BEGIN INPUT

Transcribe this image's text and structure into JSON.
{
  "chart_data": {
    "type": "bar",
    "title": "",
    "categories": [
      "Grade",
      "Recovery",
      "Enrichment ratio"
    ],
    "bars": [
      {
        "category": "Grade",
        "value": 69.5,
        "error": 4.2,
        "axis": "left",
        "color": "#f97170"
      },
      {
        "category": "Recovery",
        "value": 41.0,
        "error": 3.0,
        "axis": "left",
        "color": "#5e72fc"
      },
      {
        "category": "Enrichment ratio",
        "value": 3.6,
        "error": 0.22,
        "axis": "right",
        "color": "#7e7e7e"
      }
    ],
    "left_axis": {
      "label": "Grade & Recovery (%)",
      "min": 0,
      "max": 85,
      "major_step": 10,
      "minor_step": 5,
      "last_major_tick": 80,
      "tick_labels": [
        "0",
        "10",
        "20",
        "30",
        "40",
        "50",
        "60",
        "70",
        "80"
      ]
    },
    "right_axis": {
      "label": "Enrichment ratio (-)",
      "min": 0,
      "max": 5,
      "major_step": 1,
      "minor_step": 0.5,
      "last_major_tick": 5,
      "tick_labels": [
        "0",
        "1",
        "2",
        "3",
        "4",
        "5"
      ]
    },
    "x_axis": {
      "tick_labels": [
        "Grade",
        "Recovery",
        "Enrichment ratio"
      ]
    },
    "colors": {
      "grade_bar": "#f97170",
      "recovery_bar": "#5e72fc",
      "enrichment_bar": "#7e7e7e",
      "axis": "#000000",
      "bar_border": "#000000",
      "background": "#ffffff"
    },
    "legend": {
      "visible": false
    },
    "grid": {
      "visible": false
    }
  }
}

END INPUT

**TASK REQUIREMENTS**
Every line of the data above should be reproduced word for word.

**COMPLETED EXERCISE**
Transcribe this image's text and structure into JSON.
{
  "chart_data": {
    "type": "bar",
    "title": "",
    "categories": [
      "Grade",
      "Recovery",
      "Enrichment ratio"
    ],
    "bars": [
      {
        "category": "Grade",
        "value": 69.5,
        "error": 4.2,
        "axis": "left",
        "color": "#f97170"
      },
      {
        "category": "Recovery",
        "value": 41.0,
        "error": 3.0,
        "axis": "left",
        "color": "#5e72fc"
      },
      {
        "category": "Enrichment ratio",
        "value": 3.6,
        "error": 0.22,
        "axis": "right",
        "color": "#7e7e7e"
      }
    ],
    "left_axis": {
      "label": "Grade & Recovery (%)",
      "min": 0,
      "max": 85,
      "major_step": 10,
      "minor_step": 5,
      "last_major_tick": 80,
      "tick_labels": [
        "0",
        "10",
        "20",
        "30",
        "40",
        "50",
        "60",
        "70",
        "80"
      ]
    },
    "right_axis": {
      "label": "Enrichment ratio (-)",
      "min": 0,
      "max": 5,
      "major_step": 1,
      "minor_step": 0.5,
      "last_major_tick": 5,
      "tick_labels": [
        "0",
        "1",
        "2",
        "3",
        "4",
        "5"
      ]
    },
    "x_axis": {
      "tick_labels": [
        "Grade",
        "Recovery",
        "Enrichment ratio"
      ]
    },
    "colors": {
      "grade_bar": "#f97170",
      "recovery_bar": "#5e72fc",
      "enrichment_bar": "#7e7e7e",
      "axis": "#000000",
      "bar_border": "#000000",
      "background": "#ffffff"
    },
    "legend": {
      "visible": false
    },
    "grid": {
      "visible": false
    }
  }
}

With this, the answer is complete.